== Stated task ==
Reproduce each record below exactly as written.

──────── Records shown ────────

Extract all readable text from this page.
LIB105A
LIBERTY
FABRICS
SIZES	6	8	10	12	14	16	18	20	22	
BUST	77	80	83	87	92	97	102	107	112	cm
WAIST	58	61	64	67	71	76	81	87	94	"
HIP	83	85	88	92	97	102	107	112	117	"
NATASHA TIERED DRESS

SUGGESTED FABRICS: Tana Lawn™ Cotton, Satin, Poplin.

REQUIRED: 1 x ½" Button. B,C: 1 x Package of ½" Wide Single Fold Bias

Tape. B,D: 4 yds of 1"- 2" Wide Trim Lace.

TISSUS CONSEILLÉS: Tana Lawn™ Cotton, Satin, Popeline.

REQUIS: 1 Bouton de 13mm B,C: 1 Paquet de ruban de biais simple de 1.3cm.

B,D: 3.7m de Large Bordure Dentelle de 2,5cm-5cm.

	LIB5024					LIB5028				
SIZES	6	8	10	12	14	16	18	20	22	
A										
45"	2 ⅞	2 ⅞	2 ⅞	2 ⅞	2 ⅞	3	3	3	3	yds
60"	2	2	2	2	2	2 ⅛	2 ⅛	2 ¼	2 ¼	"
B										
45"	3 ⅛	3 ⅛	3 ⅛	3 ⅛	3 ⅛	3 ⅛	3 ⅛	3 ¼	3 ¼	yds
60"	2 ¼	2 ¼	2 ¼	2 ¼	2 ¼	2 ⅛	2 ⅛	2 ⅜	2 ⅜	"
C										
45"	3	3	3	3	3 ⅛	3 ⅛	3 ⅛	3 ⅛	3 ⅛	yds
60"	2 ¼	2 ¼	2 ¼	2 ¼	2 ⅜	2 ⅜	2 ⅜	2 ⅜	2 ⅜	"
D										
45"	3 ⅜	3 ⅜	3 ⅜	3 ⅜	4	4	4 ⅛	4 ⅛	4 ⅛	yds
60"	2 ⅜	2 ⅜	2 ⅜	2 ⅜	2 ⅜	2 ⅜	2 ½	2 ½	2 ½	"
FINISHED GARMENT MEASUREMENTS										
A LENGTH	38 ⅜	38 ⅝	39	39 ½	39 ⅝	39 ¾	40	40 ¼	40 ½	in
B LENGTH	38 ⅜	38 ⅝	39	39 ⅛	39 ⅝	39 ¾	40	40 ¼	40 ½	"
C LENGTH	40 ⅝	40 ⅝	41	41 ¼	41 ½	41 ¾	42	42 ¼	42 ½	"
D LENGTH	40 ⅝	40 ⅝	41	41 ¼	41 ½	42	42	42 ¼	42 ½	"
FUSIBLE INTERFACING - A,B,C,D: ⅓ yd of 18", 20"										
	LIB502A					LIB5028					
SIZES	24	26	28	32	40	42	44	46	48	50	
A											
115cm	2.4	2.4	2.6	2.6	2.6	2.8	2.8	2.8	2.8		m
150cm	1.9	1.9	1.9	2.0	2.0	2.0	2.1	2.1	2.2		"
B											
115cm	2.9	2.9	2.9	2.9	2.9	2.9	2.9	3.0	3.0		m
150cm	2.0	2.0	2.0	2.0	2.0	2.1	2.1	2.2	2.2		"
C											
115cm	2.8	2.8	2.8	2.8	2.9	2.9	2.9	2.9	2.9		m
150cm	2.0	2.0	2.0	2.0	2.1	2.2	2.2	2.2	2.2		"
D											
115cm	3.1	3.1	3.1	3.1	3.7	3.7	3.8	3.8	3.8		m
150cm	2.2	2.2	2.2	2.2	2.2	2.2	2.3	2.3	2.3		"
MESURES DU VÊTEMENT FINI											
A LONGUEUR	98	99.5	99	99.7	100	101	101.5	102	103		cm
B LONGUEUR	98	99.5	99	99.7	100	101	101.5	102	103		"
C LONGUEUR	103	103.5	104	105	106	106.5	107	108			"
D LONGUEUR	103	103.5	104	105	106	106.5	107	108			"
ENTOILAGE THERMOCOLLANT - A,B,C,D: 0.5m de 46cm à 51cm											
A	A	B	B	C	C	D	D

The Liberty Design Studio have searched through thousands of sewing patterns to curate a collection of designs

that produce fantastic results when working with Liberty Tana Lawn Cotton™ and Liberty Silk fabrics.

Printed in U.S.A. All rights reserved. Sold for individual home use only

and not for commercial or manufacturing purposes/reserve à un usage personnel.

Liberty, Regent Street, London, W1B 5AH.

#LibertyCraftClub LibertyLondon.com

────────

== Final result ==
Extract all readable text from this page.
LIB105A
LIBERTY
FABRICS
SIZES	6	8	10	12	14	16	18	20	22	
BUST	77	80	83	87	92	97	102	107	112	cm
WAIST	58	61	64	67	71	76	81	87	94	"
HIP	83	85	88	92	97	102	107	112	117	"
NATASHA TIERED DRESS

SUGGESTED FABRICS: Tana Lawn™ Cotton, Satin, Poplin.

REQUIRED: 1 x ½" Button. B,C: 1 x Package of ½" Wide Single Fold Bias

Tape. B,D: 4 yds of 1"- 2" Wide Trim Lace.

TISSUS CONSEILLÉS: Tana Lawn™ Cotton, Satin, Popeline.

REQUIS: 1 Bouton de 13mm B,C: 1 Paquet de ruban de biais simple de 1.3cm.

B,D: 3.7m de Large Bordure Dentelle de 2,5cm-5cm.

	LIB5024					LIB5028				
SIZES	6	8	10	12	14	16	18	20	22	
A										
45"	2 ⅞	2 ⅞	2 ⅞	2 ⅞	2 ⅞	3	3	3	3	yds
60"	2	2	2	2	2	2 ⅛	2 ⅛	2 ¼	2 ¼	"
B										
45"	3 ⅛	3 ⅛	3 ⅛	3 ⅛	3 ⅛	3 ⅛	3 ⅛	3 ¼	3 ¼	yds
60"	2 ¼	2 ¼	2 ¼	2 ¼	2 ¼	2 ⅛	2 ⅛	2 ⅜	2 ⅜	"
C										
45"	3	3	3	3	3 ⅛	3 ⅛	3 ⅛	3 ⅛	3 ⅛	yds
60"	2 ¼	2 ¼	2 ¼	2 ¼	2 ⅜	2 ⅜	2 ⅜	2 ⅜	2 ⅜	"
D										
45"	3 ⅜	3 ⅜	3 ⅜	3 ⅜	4	4	4 ⅛	4 ⅛	4 ⅛	yds
60"	2 ⅜	2 ⅜	2 ⅜	2 ⅜	2 ⅜	2 ⅜	2 ½	2 ½	2 ½	"
FINISHED GARMENT MEASUREMENTS										
A LENGTH	38 ⅜	38 ⅝	39	39 ½	39 ⅝	39 ¾	40	40 ¼	40 ½	in
B LENGTH	38 ⅜	38 ⅝	39	39 ⅛	39 ⅝	39 ¾	40	40 ¼	40 ½	"
C LENGTH	40 ⅝	40 ⅝	41	41 ¼	41 ½	41 ¾	42	42 ¼	42 ½	"
D LENGTH	40 ⅝	40 ⅝	41	41 ¼	41 ½	42	42	42 ¼	42 ½	"
FUSIBLE INTERFACING - A,B,C,D: ⅓ yd of 18", 20"										
	LIB502A					LIB5028					
SIZES	24	26	28	32	40	42	44	46	48	50	
A											
115cm	2.4	2.4	2.6	2.6	2.6	2.8	2.8	2.8	2.8		m
150cm	1.9	1.9	1.9	2.0	2.0	2.0	2.1	2.1	2.2		"
B											
115cm	2.9	2.9	2.9	2.9	2.9	2.9	2.9	3.0	3.0		m
150cm	2.0	2.0	2.0	2.0	2.0	2.1	2.1	2.2	2.2		"
C											
115cm	2.8	2.8	2.8	2.8	2.9	2.9	2.9	2.9	2.9		m
150cm	2.0	2.0	2.0	2.0	2.1	2.2	2.2	2.2	2.2		"
D											
115cm	3.1	3.1	3.1	3.1	3.7	3.7	3.8	3.8	3.8		m
150cm	2.2	2.2	2.2	2.2	2.2	2.2	2.3	2.3	2.3		"
MESURES DU VÊTEMENT FINI											
A LONGUEUR	98	99.5	99	99.7	100	101	101.5	102	103		cm
B LONGUEUR	98	99.5	99	99.7	100	101	101.5	102	103		"
C LONGUEUR	103	103.5	104	105	106	106.5	107	108			"
D LONGUEUR	103	103.5	104	105	106	106.5	107	108			"
ENTOILAGE THERMOCOLLANT - A,B,C,D: 0.5m de 46cm à 51cm											
A	A	B	B	C	C	D	D

The Liberty Design Studio have searched through thousands of sewing patterns to curate a collection of designs

that produce fantastic results when working with Liberty Tana Lawn Cotton™ and Liberty Silk fabrics.

Printed in U.S.A. All rights reserved. Sold for individual home use only

and not for commercial or manufacturing purposes/reserve à un usage personnel.

Liberty, Regent Street, London, W1B 5AH.

#LibertyCraftClub LibertyLondon.com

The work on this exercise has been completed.